Prompt: Copy every line of the material below word for word.
-- start of Stored data --
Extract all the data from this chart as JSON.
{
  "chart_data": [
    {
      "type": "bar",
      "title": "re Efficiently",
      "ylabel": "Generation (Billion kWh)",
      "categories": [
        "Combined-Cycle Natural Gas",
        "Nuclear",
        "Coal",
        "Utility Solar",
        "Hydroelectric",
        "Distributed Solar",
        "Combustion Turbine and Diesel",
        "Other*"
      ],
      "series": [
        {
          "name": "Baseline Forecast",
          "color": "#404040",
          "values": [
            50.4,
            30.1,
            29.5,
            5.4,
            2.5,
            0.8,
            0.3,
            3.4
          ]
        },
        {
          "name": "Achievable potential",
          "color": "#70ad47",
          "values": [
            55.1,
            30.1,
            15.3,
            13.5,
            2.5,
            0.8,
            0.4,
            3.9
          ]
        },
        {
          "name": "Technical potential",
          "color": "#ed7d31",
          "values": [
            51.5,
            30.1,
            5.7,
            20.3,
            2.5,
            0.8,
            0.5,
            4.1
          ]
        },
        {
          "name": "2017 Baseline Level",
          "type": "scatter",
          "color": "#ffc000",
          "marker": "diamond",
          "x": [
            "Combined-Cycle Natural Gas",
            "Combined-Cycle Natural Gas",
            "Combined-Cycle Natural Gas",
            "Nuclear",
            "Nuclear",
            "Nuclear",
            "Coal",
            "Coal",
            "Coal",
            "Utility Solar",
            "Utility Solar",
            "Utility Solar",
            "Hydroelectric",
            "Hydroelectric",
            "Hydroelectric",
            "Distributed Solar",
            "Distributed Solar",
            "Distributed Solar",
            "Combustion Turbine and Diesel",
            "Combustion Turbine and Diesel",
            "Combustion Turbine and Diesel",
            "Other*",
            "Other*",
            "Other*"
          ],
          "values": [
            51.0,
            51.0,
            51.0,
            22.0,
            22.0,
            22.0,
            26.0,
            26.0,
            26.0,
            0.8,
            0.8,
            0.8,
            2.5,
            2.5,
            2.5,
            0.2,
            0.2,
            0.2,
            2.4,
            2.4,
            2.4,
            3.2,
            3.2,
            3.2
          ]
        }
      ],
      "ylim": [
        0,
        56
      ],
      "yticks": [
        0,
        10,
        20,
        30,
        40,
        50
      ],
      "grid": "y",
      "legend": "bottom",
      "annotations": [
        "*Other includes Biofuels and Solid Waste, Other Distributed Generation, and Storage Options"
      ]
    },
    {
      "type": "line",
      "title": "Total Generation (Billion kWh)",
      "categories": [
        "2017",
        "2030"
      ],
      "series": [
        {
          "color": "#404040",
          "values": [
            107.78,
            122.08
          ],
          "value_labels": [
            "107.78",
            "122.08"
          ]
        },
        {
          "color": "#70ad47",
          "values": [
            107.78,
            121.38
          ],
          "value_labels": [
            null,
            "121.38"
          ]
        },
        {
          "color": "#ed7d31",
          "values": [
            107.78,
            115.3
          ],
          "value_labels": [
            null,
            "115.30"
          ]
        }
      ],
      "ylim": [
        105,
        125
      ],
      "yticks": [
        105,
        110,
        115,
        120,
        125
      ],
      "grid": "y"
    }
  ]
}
-- end of Stored data --
Solution for this problem:
Extract all the data from this chart as JSON.
{
  "chart_data": [
    {
      "type": "bar",
      "title": "re Efficiently",
      "ylabel": "Generation (Billion kWh)",
      "categories": [
        "Combined-Cycle Natural Gas",
        "Nuclear",
        "Coal",
        "Utility Solar",
        "Hydroelectric",
        "Distributed Solar",
        "Combustion Turbine and Diesel",
        "Other*"
      ],
      "series": [
        {
          "name": "Baseline Forecast",
          "color": "#404040",
          "values": [
            50.4,
            30.1,
            29.5,
            5.4,
            2.5,
            0.8,
            0.3,
            3.4
          ]
        },
        {
          "name": "Achievable potential",
          "color": "#70ad47",
          "values": [
            55.1,
            30.1,
            15.3,
            13.5,
            2.5,
            0.8,
            0.4,
            3.9
          ]
        },
        {
          "name": "Technical potential",
          "color": "#ed7d31",
          "values": [
            51.5,
            30.1,
            5.7,
            20.3,
            2.5,
            0.8,
            0.5,
            4.1
          ]
        },
        {
          "name": "2017 Baseline Level",
          "type": "scatter",
          "color": "#ffc000",
          "marker": "diamond",
          "x": [
            "Combined-Cycle Natural Gas",
            "Combined-Cycle Natural Gas",
            "Combined-Cycle Natural Gas",
            "Nuclear",
            "Nuclear",
            "Nuclear",
            "Coal",
            "Coal",
            "Coal",
            "Utility Solar",
            "Utility Solar",
            "Utility Solar",
            "Hydroelectric",
            "Hydroelectric",
            "Hydroelectric",
            "Distributed Solar",
            "Distributed Solar",
            "Distributed Solar",
            "Combustion Turbine and Diesel",
            "Combustion Turbine and Diesel",
            "Combustion Turbine and Diesel",
            "Other*",
            "Other*",
            "Other*"
          ],
          "values": [
            51.0,
            51.0,
            51.0,
            22.0,
            22.0,
            22.0,
            26.0,
            26.0,
            26.0,
            0.8,
            0.8,
            0.8,
            2.5,
            2.5,
            2.5,
            0.2,
            0.2,
            0.2,
            2.4,
            2.4,
            2.4,
            3.2,
            3.2,
            3.2
          ]
        }
      ],
      "ylim": [
        0,
        56
      ],
      "yticks": [
        0,
        10,
        20,
        30,
        40,
        50
      ],
      "grid": "y",
      "legend": "bottom",
      "annotations": [
        "*Other includes Biofuels and Solid Waste, Other Distributed Generation, and Storage Options"
      ]
    },
    {
      "type": "line",
      "title": "Total Generation (Billion kWh)",
      "categories": [
        "2017",
        "2030"
      ],
      "series": [
        {
          "color": "#404040",
          "values": [
            107.78,
            122.08
          ],
          "value_labels": [
            "107.78",
            "122.08"
          ]
        },
        {
          "color": "#70ad47",
          "values": [
            107.78,
            121.38
          ],
          "value_labels": [
            null,
            "121.38"
          ]
        },
        {
          "color": "#ed7d31",
          "values": [
            107.78,
            115.3
          ],
          "value_labels": [
            null,
            "115.30"
          ]
        }
      ],
      "ylim": [
        105,
        125
      ],
      "yticks": [
        105,
        110,
        115,
        120,
        125
      ],
      "grid": "y"
    }
  ]
}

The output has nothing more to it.